[A block of data]
──────────

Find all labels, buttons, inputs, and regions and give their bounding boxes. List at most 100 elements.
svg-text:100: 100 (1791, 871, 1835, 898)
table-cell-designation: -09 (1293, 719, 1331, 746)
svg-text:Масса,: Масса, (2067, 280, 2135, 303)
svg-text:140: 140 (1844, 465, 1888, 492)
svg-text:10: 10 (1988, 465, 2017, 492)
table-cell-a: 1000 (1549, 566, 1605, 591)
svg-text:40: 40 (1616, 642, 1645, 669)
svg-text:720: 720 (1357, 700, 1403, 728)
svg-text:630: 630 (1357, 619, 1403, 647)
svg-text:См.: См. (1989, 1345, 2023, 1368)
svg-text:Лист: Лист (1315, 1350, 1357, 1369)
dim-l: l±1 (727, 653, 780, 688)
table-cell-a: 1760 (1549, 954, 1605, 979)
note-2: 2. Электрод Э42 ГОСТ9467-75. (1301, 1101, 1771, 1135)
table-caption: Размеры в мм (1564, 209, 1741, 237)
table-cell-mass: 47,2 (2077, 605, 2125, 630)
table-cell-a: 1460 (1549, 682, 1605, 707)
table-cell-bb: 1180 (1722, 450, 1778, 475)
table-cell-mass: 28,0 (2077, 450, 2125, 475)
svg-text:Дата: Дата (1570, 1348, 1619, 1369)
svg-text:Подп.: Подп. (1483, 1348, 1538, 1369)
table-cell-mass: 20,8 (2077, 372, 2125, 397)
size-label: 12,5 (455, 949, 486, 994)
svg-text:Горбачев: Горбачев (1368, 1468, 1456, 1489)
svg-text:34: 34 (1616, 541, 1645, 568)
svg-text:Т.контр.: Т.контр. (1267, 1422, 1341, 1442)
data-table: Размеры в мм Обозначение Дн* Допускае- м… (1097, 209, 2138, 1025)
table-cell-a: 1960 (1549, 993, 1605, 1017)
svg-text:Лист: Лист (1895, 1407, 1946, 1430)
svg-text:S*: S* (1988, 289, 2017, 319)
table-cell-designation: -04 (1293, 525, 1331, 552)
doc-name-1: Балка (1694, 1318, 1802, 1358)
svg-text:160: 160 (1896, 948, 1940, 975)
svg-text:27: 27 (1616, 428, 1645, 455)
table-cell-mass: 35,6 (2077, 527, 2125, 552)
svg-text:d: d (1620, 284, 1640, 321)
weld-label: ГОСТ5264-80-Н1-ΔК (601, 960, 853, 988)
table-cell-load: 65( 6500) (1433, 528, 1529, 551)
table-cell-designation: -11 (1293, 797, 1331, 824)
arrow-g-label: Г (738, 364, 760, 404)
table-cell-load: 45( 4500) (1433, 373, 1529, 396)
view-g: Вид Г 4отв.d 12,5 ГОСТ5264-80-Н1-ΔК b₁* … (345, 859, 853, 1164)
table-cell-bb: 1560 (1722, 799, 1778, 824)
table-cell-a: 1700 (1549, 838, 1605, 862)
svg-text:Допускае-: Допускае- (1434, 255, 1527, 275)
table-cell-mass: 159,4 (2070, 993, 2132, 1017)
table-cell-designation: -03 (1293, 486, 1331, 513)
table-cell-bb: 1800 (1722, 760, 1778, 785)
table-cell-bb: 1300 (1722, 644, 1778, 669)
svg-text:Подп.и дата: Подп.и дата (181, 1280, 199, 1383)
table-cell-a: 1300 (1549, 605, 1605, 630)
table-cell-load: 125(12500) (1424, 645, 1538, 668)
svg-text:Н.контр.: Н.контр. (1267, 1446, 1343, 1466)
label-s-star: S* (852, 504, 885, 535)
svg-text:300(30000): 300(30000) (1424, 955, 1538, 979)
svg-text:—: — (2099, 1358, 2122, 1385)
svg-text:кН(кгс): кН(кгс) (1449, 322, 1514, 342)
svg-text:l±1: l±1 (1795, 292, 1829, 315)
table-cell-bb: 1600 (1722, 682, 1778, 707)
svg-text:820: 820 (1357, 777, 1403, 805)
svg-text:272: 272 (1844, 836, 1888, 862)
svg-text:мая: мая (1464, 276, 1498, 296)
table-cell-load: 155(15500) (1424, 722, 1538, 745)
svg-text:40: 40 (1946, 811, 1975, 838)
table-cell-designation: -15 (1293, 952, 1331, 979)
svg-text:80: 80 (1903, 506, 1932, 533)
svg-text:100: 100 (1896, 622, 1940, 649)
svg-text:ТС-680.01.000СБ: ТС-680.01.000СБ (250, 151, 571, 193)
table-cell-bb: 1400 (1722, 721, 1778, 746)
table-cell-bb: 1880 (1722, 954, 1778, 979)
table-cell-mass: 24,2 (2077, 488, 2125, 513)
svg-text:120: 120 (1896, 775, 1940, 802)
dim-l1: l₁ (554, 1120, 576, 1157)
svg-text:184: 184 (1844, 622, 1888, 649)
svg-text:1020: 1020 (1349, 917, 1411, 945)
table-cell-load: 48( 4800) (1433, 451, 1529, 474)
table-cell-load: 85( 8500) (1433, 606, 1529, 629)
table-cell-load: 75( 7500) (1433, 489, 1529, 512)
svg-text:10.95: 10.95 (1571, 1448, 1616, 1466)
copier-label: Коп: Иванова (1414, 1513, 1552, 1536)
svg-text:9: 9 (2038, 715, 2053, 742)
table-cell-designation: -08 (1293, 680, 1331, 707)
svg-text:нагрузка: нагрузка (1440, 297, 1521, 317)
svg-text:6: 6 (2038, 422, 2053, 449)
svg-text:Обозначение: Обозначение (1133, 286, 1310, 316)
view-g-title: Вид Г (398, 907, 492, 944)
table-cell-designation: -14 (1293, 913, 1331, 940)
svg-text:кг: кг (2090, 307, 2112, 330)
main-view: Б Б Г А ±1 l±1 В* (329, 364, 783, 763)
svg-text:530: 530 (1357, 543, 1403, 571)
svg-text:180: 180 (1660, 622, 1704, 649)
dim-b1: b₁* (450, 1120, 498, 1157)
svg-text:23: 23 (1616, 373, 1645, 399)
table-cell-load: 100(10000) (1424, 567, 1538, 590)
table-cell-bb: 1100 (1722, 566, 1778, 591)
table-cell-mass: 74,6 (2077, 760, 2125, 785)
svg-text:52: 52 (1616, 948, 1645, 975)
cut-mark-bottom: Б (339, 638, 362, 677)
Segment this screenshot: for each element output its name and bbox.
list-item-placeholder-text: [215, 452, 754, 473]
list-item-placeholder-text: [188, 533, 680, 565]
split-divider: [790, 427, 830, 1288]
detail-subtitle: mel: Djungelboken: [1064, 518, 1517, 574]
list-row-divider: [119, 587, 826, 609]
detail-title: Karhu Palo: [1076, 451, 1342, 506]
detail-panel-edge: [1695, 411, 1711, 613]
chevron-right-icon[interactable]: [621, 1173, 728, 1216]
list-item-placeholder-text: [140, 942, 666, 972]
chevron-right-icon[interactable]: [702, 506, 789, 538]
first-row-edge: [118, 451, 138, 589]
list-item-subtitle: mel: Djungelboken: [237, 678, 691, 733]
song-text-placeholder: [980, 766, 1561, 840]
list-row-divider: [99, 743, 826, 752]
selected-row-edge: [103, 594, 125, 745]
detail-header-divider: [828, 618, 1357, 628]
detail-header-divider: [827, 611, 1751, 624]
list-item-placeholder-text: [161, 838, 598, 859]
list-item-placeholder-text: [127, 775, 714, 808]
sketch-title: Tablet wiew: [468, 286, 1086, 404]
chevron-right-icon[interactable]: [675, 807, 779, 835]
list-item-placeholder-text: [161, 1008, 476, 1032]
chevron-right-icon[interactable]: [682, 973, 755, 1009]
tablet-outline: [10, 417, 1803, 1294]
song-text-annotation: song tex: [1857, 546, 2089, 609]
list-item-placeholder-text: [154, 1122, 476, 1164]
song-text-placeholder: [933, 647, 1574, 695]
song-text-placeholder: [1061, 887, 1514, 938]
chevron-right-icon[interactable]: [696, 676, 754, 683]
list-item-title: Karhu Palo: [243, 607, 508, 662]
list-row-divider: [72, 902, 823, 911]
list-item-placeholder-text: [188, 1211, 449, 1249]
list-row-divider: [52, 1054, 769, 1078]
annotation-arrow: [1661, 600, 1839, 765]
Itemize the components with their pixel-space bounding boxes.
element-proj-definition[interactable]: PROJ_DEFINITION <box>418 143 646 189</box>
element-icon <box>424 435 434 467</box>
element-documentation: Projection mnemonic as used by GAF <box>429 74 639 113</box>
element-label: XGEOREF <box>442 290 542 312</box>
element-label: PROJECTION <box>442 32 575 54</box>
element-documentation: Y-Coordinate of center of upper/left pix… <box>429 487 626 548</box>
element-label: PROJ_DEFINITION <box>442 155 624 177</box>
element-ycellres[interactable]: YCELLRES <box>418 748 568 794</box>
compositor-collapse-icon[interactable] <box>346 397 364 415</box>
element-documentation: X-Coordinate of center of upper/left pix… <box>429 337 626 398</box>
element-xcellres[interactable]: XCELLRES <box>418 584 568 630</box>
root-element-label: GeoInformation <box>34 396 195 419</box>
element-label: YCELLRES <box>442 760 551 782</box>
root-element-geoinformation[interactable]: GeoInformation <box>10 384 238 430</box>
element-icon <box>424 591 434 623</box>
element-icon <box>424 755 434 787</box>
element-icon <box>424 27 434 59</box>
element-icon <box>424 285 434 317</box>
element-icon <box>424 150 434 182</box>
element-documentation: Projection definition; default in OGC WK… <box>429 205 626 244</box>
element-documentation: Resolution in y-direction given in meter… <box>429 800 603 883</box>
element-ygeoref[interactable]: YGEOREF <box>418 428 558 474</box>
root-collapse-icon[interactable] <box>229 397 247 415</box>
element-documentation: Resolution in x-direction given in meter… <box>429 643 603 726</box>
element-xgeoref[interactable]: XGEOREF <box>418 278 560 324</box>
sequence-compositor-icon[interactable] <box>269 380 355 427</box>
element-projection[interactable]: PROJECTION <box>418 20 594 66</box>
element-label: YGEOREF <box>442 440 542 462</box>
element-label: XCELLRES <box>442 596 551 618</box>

──────────

Exercise description:
Pull out each line above that contains the string "Обозначение".

Expected output:
data-table: Размеры в мм Обозначение Дн* Допускае- м… (1097, 209, 2138, 1025)
svg-text:Обозначение: Обозначение (1133, 286, 1310, 316)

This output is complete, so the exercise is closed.